Each record below is to be reproduced without any change.
----- Data section
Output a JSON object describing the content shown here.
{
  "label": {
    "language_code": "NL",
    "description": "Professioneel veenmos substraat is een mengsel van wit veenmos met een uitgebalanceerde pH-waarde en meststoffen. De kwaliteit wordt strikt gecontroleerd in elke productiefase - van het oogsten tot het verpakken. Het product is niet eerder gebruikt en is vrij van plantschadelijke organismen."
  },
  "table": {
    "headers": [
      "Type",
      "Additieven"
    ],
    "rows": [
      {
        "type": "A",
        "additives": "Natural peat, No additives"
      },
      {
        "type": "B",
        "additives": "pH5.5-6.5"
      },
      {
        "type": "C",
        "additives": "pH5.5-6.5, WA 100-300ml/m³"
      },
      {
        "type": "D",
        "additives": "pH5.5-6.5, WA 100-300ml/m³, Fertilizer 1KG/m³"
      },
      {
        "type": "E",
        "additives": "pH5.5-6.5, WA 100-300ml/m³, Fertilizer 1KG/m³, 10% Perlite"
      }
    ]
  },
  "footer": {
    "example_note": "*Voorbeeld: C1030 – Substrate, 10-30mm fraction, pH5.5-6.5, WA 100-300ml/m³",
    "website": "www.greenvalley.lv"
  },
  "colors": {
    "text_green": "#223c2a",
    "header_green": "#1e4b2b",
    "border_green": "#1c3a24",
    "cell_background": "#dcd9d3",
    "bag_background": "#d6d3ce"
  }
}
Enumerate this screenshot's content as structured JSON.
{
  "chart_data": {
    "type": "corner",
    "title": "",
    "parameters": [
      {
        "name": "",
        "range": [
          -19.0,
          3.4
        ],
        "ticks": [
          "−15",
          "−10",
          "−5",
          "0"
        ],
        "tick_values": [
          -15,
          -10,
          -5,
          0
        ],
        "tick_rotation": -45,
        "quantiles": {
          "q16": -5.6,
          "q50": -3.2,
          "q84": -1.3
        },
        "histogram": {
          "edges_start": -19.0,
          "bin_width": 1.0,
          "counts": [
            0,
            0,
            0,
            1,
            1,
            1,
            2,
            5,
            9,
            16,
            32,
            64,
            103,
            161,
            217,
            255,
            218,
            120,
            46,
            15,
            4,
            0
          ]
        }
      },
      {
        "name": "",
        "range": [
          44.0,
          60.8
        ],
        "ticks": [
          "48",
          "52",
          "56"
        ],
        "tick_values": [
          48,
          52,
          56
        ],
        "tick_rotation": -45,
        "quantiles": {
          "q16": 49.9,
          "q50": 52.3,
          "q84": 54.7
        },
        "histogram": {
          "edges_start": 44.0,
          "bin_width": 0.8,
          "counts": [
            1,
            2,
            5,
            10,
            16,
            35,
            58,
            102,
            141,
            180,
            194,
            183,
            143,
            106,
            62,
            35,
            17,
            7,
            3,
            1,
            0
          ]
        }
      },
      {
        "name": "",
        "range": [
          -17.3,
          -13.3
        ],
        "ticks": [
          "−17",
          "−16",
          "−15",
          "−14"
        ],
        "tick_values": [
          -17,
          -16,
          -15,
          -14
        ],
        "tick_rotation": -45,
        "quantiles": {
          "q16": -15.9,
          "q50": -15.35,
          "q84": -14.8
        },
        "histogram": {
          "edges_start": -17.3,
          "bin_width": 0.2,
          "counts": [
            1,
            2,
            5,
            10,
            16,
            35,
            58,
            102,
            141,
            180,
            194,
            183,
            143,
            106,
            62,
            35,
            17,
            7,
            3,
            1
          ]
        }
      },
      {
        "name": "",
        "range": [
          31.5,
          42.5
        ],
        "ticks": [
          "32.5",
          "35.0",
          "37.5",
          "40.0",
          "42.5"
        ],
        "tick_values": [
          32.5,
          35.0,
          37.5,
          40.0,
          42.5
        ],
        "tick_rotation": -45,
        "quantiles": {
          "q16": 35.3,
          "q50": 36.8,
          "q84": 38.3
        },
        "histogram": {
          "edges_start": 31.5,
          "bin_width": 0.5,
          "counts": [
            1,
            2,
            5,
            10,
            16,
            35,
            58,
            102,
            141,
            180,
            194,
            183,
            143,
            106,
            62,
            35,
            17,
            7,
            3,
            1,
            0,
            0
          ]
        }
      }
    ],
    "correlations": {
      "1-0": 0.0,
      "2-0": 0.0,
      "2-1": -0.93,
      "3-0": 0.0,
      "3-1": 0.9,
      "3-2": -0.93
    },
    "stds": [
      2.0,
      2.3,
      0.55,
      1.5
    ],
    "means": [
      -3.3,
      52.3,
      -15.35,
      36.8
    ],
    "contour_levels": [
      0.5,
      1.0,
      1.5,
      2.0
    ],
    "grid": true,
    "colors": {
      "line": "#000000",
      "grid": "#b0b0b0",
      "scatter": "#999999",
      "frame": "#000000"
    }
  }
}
----------
## Reply to the task
Output a JSON object describing the content shown here.
{
  "label": {
    "language_code": "NL",
    "description": "Professioneel veenmos substraat is een mengsel van wit veenmos met een uitgebalanceerde pH-waarde en meststoffen. De kwaliteit wordt strikt gecontroleerd in elke productiefase - van het oogsten tot het verpakken. Het product is niet eerder gebruikt en is vrij van plantschadelijke organismen."
  },
  "table": {
    "headers": [
      "Type",
      "Additieven"
    ],
    "rows": [
      {
        "type": "A",
        "additives": "Natural peat, No additives"
      },
      {
        "type": "B",
        "additives": "pH5.5-6.5"
      },
      {
        "type": "C",
        "additives": "pH5.5-6.5, WA 100-300ml/m³"
      },
      {
        "type": "D",
        "additives": "pH5.5-6.5, WA 100-300ml/m³, Fertilizer 1KG/m³"
      },
      {
        "type": "E",
        "additives": "pH5.5-6.5, WA 100-300ml/m³, Fertilizer 1KG/m³, 10% Perlite"
      }
    ]
  },
  "footer": {
    "example_note": "*Voorbeeld: C1030 – Substrate, 10-30mm fraction, pH5.5-6.5, WA 100-300ml/m³",
    "website": "www.greenvalley.lv"
  },
  "colors": {
    "text_green": "#223c2a",
    "header_green": "#1e4b2b",
    "border_green": "#1c3a24",
    "cell_background": "#dcd9d3",
    "bag_background": "#d6d3ce"
  }
}
Enumerate this screenshot's content as structured JSON.
{
  "chart_data": {
    "type": "corner",
    "title": "",
    "parameters": [
      {
        "name": "",
        "range": [
          -19.0,
          3.4
        ],
        "ticks": [
          "−15",
          "−10",
          "−5",
          "0"
        ],
        "tick_values": [
          -15,
          -10,
          -5,
          0
        ],
        "tick_rotation": -45,
        "quantiles": {
          "q16": -5.6,
          "q50": -3.2,
          "q84": -1.3
        },
        "histogram": {
          "edges_start": -19.0,
          "bin_width": 1.0,
          "counts": [
            0,
            0,
            0,
            1,
            1,
            1,
            2,
            5,
            9,
            16,
            32,
            64,
            103,
            161,
            217,
            255,
            218,
            120,
            46,
            15,
            4,
            0
          ]
        }
      },
      {
        "name": "",
        "range": [
          44.0,
          60.8
        ],
        "ticks": [
          "48",
          "52",
          "56"
        ],
        "tick_values": [
          48,
          52,
          56
        ],
        "tick_rotation": -45,
        "quantiles": {
          "q16": 49.9,
          "q50": 52.3,
          "q84": 54.7
        },
        "histogram": {
          "edges_start": 44.0,
          "bin_width": 0.8,
          "counts": [
            1,
            2,
            5,
            10,
            16,
            35,
            58,
            102,
            141,
            180,
            194,
            183,
            143,
            106,
            62,
            35,
            17,
            7,
            3,
            1,
            0
          ]
        }
      },
      {
        "name": "",
        "range": [
          -17.3,
          -13.3
        ],
        "ticks": [
          "−17",
          "−16",
          "−15",
          "−14"
        ],
        "tick_values": [
          -17,
          -16,
          -15,
          -14
        ],
        "tick_rotation": -45,
        "quantiles": {
          "q16": -15.9,
          "q50": -15.35,
          "q84": -14.8
        },
        "histogram": {
          "edges_start": -17.3,
          "bin_width": 0.2,
          "counts": [
            1,
            2,
            5,
            10,
            16,
            35,
            58,
            102,
            141,
            180,
            194,
            183,
            143,
            106,
            62,
            35,
            17,
            7,
            3,
            1
          ]
        }
      },
      {
        "name": "",
        "range": [
          31.5,
          42.5
        ],
        "ticks": [
          "32.5",
          "35.0",
          "37.5",
          "40.0",
          "42.5"
        ],
        "tick_values": [
          32.5,
          35.0,
          37.5,
          40.0,
          42.5
        ],
        "tick_rotation": -45,
        "quantiles": {
          "q16": 35.3,
          "q50": 36.8,
          "q84": 38.3
        },
        "histogram": {
          "edges_start": 31.5,
          "bin_width": 0.5,
          "counts": [
            1,
            2,
            5,
            10,
            16,
            35,
            58,
            102,
            141,
            180,
            194,
            183,
            143,
            106,
            62,
            35,
            17,
            7,
            3,
            1,
            0,
            0
          ]
        }
      }
    ],
    "correlations": {
      "1-0": 0.0,
      "2-0": 0.0,
      "2-1": -0.93,
      "3-0": 0.0,
      "3-1": 0.9,
      "3-2": -0.93
    },
    "stds": [
      2.0,
      2.3,
      0.55,
      1.5
    ],
    "means": [
      -3.3,
      52.3,
      -15.35,
      36.8
    ],
    "contour_levels": [
      0.5,
      1.0,
      1.5,
      2.0
    ],
    "grid": true,
    "colors": {
      "line": "#000000",
      "grid": "#b0b0b0",
      "scatter": "#999999",
      "frame": "#000000"
    }
  }
}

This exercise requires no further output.